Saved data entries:
**********
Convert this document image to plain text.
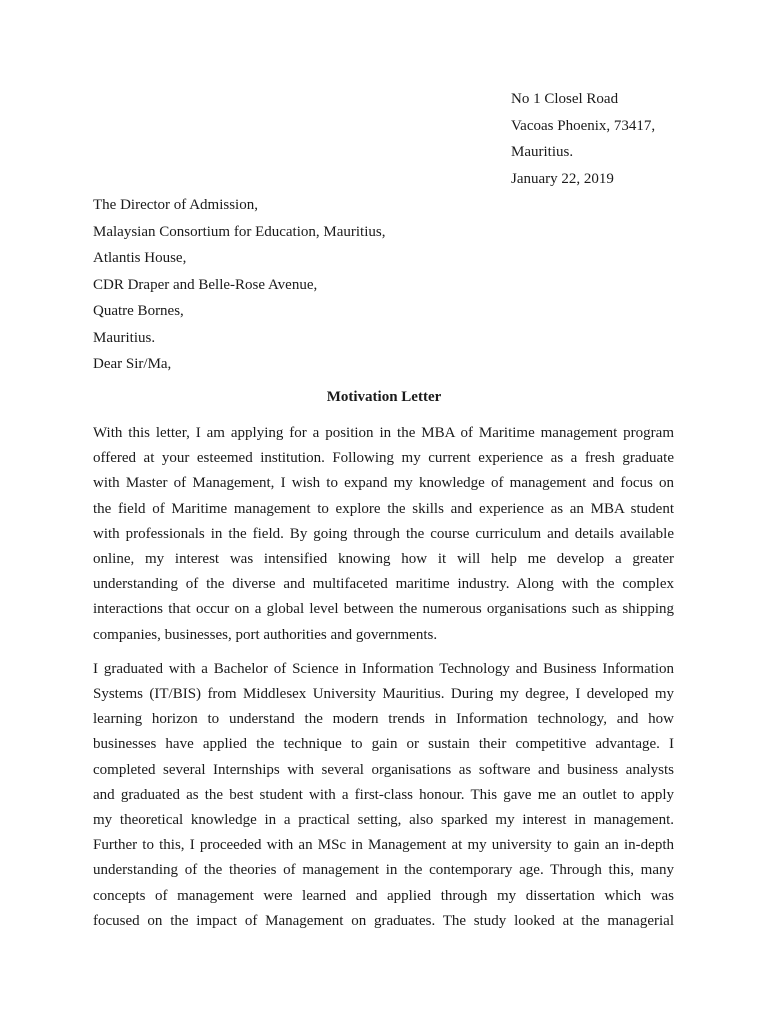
No 1 Closel Road
Vacoas Phoenix, 73417,
Mauritius.
January 22, 2019
The Director of Admission,
Malaysian Consortium for Education, Mauritius,
Atlantis House,
CDR Draper and Belle-Rose Avenue,
Quatre Bornes,
Mauritius.
Dear Sir/Ma,
Motivation Letter
With this letter, I am applying for a position in the MBA of Maritime management program
offered at your esteemed institution. Following my current experience as a fresh graduate
with Master of Management, I wish to expand my knowledge of management and focus on
the field of Maritime management to explore the skills and experience as an MBA student
with professionals in the field. By going through the course curriculum and details available
online, my interest was intensified knowing how it will help me develop a greater
understanding of the diverse and multifaceted maritime industry. Along with the complex
interactions that occur on a global level between the numerous organisations such as shipping
companies, businesses, port authorities and governments.
I graduated with a Bachelor of Science in Information Technology and Business Information
Systems (IT/BIS) from Middlesex University Mauritius. During my degree, I developed my
learning horizon to understand the modern trends in Information technology, and how
businesses have applied the technique to gain or sustain their competitive advantage. I
completed several Internships with several organisations as software and business analysts
and graduated as the best student with a first-class honour. This gave me an outlet to apply
my theoretical knowledge in a practical setting, also sparked my interest in management.
Further to this, I proceeded with an MSc in Management at my university to gain an in-depth
understanding of the theories of management in the contemporary age. Through this, many
concepts of management were learned and applied through my dissertation which was
focused on the impact of Management on graduates. The study looked at the managerial
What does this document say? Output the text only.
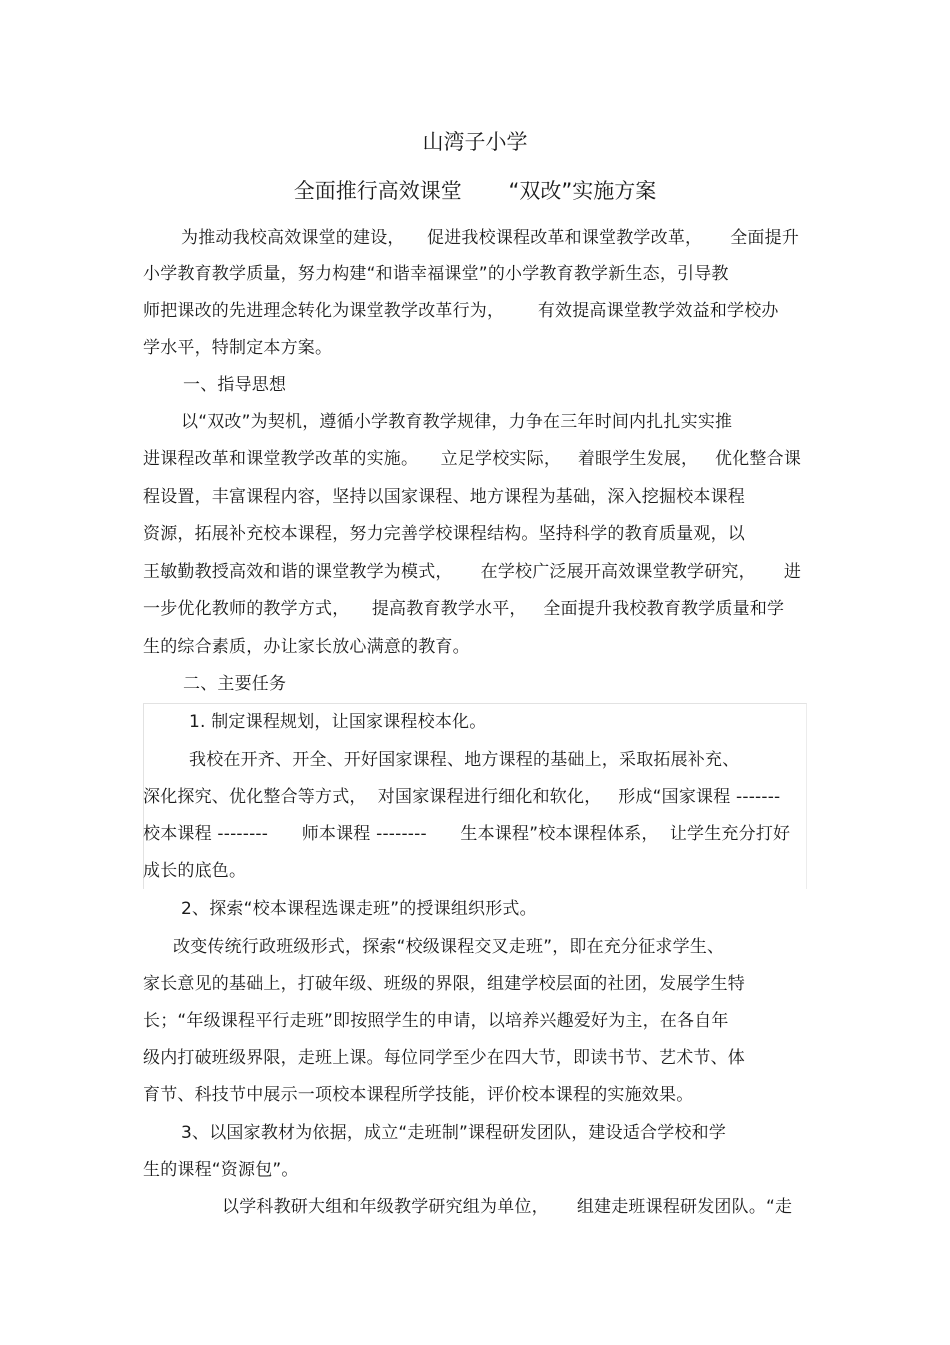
山湾子小学
全面推行高效课堂       “双改”实施方案
为推动我校高效课堂的建设，    促进我校课程改革和课堂教学改革，     全面提升
小学教育教学质量，努力构建“和谐幸福课堂”的小学教育教学新生态，引导教
师把课改的先进理念转化为课堂教学改革行为，      有效提高课堂教学效益和学校办
学水平，特制定本方案。
一、指导思想
以“双改”为契机，遵循小学教育教学规律，力争在三年时间内扎扎实实推
进课程改革和课堂教学改革的实施。    立足学校实际，   着眼学生发展，   优化整合课
程设置，丰富课程内容，坚持以国家课程、地方课程为基础，深入挖掘校本课程
资源，拓展补充校本课程，努力完善学校课程结构。坚持科学的教育质量观，以
王敏勤教授高效和谐的课堂教学为模式，     在学校广泛展开高效课堂教学研究，     进
一步优化教师的教学方式，    提高教育教学水平，   全面提升我校教育教学质量和学
生的综合素质，办让家长放心满意的教育。
二、主要任务
1. 制定课程规划，让国家课程校本化。
我校在开齐、开全、开好国家课程、地方课程的基础上，采取拓展补充、
深化探究、优化整合等方式，  对国家课程进行细化和软化，   形成“国家课程 -------
校本课程 --------      师本课程 --------      生本课程”校本课程体系，  让学生充分打好
成长的底色。
2、探索“校本课程选课走班”的授课组织形式。
改变传统行政班级形式，探索“校级课程交叉走班”，即在充分征求学生、
家长意见的基础上，打破年级、班级的界限，组建学校层面的社团，发展学生特
长；“年级课程平行走班”即按照学生的申请，以培养兴趣爱好为主，在各自年
级内打破班级界限，走班上课。每位同学至少在四大节，即读书节、艺术节、体
育节、科技节中展示一项校本课程所学技能，评价校本课程的实施效果。
3、以国家教材为依据，成立“走班制”课程研发团队，建设适合学校和学
生的课程“资源包”。
以学科教研大组和年级教学研究组为单位，     组建走班课程研发团队。“走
**********
• [The task]
Reproduce the material above in full, exactly, with no images.

• [Response to the task]
Convert this document image to plain text.
No 1 Closel Road
Vacoas Phoenix, 73417,
Mauritius.
January 22, 2019
The Director of Admission,
Malaysian Consortium for Education, Mauritius,
Atlantis House,
CDR Draper and Belle-Rose Avenue,
Quatre Bornes,
Mauritius.
Dear Sir/Ma,
Motivation Letter
With this letter, I am applying for a position in the MBA of Maritime management program
offered at your esteemed institution. Following my current experience as a fresh graduate
with Master of Management, I wish to expand my knowledge of management and focus on
the field of Maritime management to explore the skills and experience as an MBA student
with professionals in the field. By going through the course curriculum and details available
online, my interest was intensified knowing how it will help me develop a greater
understanding of the diverse and multifaceted maritime industry. Along with the complex
interactions that occur on a global level between the numerous organisations such as shipping
companies, businesses, port authorities and governments.
I graduated with a Bachelor of Science in Information Technology and Business Information
Systems (IT/BIS) from Middlesex University Mauritius. During my degree, I developed my
learning horizon to understand the modern trends in Information technology, and how
businesses have applied the technique to gain or sustain their competitive advantage. I
completed several Internships with several organisations as software and business analysts
and graduated as the best student with a first-class honour. This gave me an outlet to apply
my theoretical knowledge in a practical setting, also sparked my interest in management.
Further to this, I proceeded with an MSc in Management at my university to gain an in-depth
understanding of the theories of management in the contemporary age. Through this, many
concepts of management were learned and applied through my dissertation which was
focused on the impact of Management on graduates. The study looked at the managerial
What does this document say? Output the text only.
山湾子小学
全面推行高效课堂       “双改”实施方案
为推动我校高效课堂的建设，    促进我校课程改革和课堂教学改革，     全面提升
小学教育教学质量，努力构建“和谐幸福课堂”的小学教育教学新生态，引导教
师把课改的先进理念转化为课堂教学改革行为，      有效提高课堂教学效益和学校办
学水平，特制定本方案。
一、指导思想
以“双改”为契机，遵循小学教育教学规律，力争在三年时间内扎扎实实推
进课程改革和课堂教学改革的实施。    立足学校实际，   着眼学生发展，   优化整合课
程设置，丰富课程内容，坚持以国家课程、地方课程为基础，深入挖掘校本课程
资源，拓展补充校本课程，努力完善学校课程结构。坚持科学的教育质量观，以
王敏勤教授高效和谐的课堂教学为模式，     在学校广泛展开高效课堂教学研究，     进
一步优化教师的教学方式，    提高教育教学水平，   全面提升我校教育教学质量和学
生的综合素质，办让家长放心满意的教育。
二、主要任务
1. 制定课程规划，让国家课程校本化。
我校在开齐、开全、开好国家课程、地方课程的基础上，采取拓展补充、
深化探究、优化整合等方式，  对国家课程进行细化和软化，   形成“国家课程 -------
校本课程 --------      师本课程 --------      生本课程”校本课程体系，  让学生充分打好
成长的底色。
2、探索“校本课程选课走班”的授课组织形式。
改变传统行政班级形式，探索“校级课程交叉走班”，即在充分征求学生、
家长意见的基础上，打破年级、班级的界限，组建学校层面的社团，发展学生特
长；“年级课程平行走班”即按照学生的申请，以培养兴趣爱好为主，在各自年
级内打破班级界限，走班上课。每位同学至少在四大节，即读书节、艺术节、体
育节、科技节中展示一项校本课程所学技能，评价校本课程的实施效果。
3、以国家教材为依据，成立“走班制”课程研发团队，建设适合学校和学
生的课程“资源包”。
以学科教研大组和年级教学研究组为单位，     组建走班课程研发团队。“走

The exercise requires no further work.